Working data
>> begin
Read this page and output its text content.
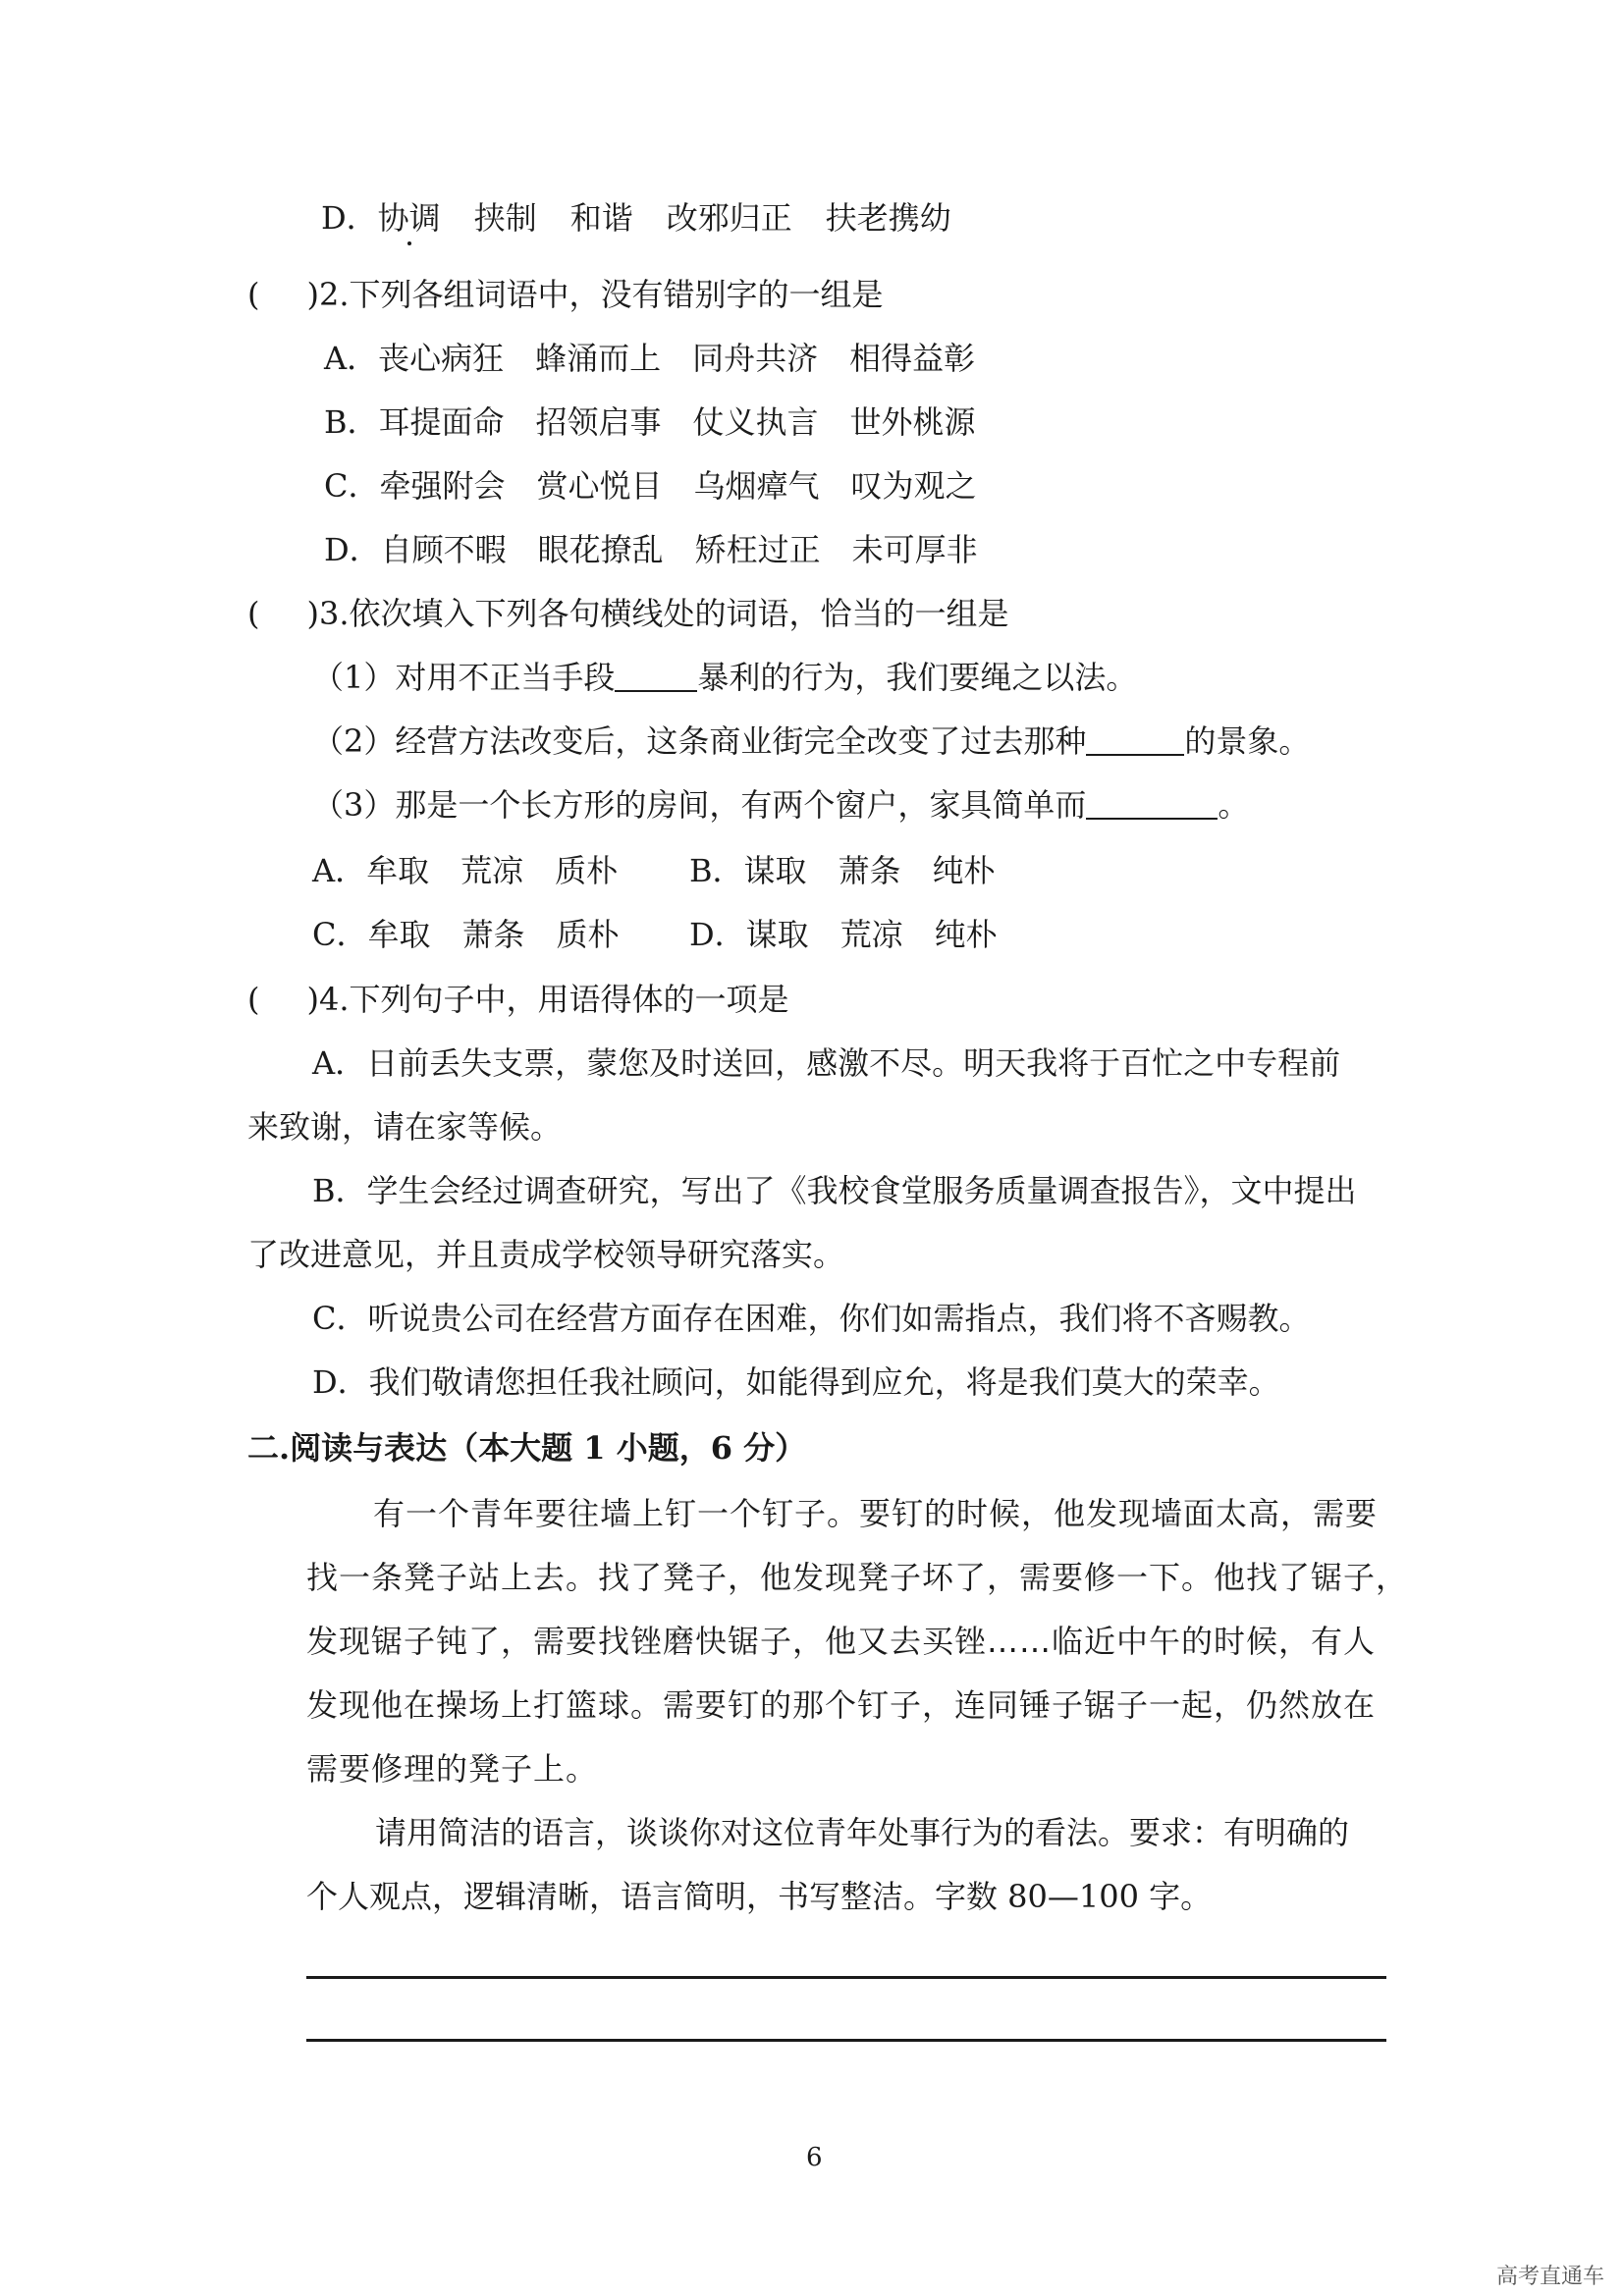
D．协调 挟制 和谐 改邪归正 扶老携幼
( )2.下列各组词语中，没有错别字的一组是
A．丧心病狂　蜂涌而上　同舟共济　相得益彰
B．耳提面命　招领启事　仗义执言　世外桃源
C．牵强附会　赏心悦目　乌烟瘴气　叹为观之
D．自顾不暇　眼花撩乱　矫枉过正　未可厚非
( )3.依次填入下列各句横线处的词语，恰当的一组是
（1）对用不正当手段	暴利的行为，我们要绳之以法。
（2）经营方法改变后，这条商业街完全改变了过去那种	的景象。
（3）那是一个长方形的房间，有两个窗户，家具简单而	。
A．牟取　荒凉　质朴 B．谋取　萧条　纯朴
C．牟取　萧条　质朴 D．谋取　荒凉　纯朴
( )4.下列句子中，用语得体的一项是
A．日前丢失支票，蒙您及时送回，感激不尽。明天我将于百忙之中专程前
来致谢，请在家等候。
B．学生会经过调查研究，写出了《我校食堂服务质量调查报告》，文中提出
了改进意见，并且责成学校领导研究落实。
C．听说贵公司在经营方面存在困难，你们如需指点，我们将不吝赐教。
D．我们敬请您担任我社顾问，如能得到应允，将是我们莫大的荣幸。
二.阅读与表达（本大题 1 小题，6 分）
有一个青年要往墙上钉一个钉子。要钉的时候，他发现墙面太高，需要
找一条凳子站上去。找了凳子，他发现凳子坏了，需要修一下。他找了锯子，
发现锯子钝了，需要找锉磨快锯子，他又去买锉……临近中午的时候，有人
发现他在操场上打篮球。需要钉的那个钉子，连同锤子锯子一起，仍然放在
需要修理的凳子上。
请用简洁的语言，谈谈你对这位青年处事行为的看法。要求：有明确的
个人观点，逻辑清晰，语言简明，书写整洁。字数 80—100 字。
6
高考直通车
>> end
Problem requirements
Reproduce all entries without any change, and omit the pictures.

Exercise result
Read this page and output its text content.
D．协调 挟制 和谐 改邪归正 扶老携幼
( )2.下列各组词语中，没有错别字的一组是
A．丧心病狂　蜂涌而上　同舟共济　相得益彰
B．耳提面命　招领启事　仗义执言　世外桃源
C．牵强附会　赏心悦目　乌烟瘴气　叹为观之
D．自顾不暇　眼花撩乱　矫枉过正　未可厚非
( )3.依次填入下列各句横线处的词语，恰当的一组是
（1）对用不正当手段	暴利的行为，我们要绳之以法。
（2）经营方法改变后，这条商业街完全改变了过去那种	的景象。
（3）那是一个长方形的房间，有两个窗户，家具简单而	。
A．牟取　荒凉　质朴 B．谋取　萧条　纯朴
C．牟取　萧条　质朴 D．谋取　荒凉　纯朴
( )4.下列句子中，用语得体的一项是
A．日前丢失支票，蒙您及时送回，感激不尽。明天我将于百忙之中专程前
来致谢，请在家等候。
B．学生会经过调查研究，写出了《我校食堂服务质量调查报告》，文中提出
了改进意见，并且责成学校领导研究落实。
C．听说贵公司在经营方面存在困难，你们如需指点，我们将不吝赐教。
D．我们敬请您担任我社顾问，如能得到应允，将是我们莫大的荣幸。
二.阅读与表达（本大题 1 小题，6 分）
有一个青年要往墙上钉一个钉子。要钉的时候，他发现墙面太高，需要
找一条凳子站上去。找了凳子，他发现凳子坏了，需要修一下。他找了锯子，
发现锯子钝了，需要找锉磨快锯子，他又去买锉……临近中午的时候，有人
发现他在操场上打篮球。需要钉的那个钉子，连同锤子锯子一起，仍然放在
需要修理的凳子上。
请用简洁的语言，谈谈你对这位青年处事行为的看法。要求：有明确的
个人观点，逻辑清晰，语言简明，书写整洁。字数 80—100 字。
6
高考直通车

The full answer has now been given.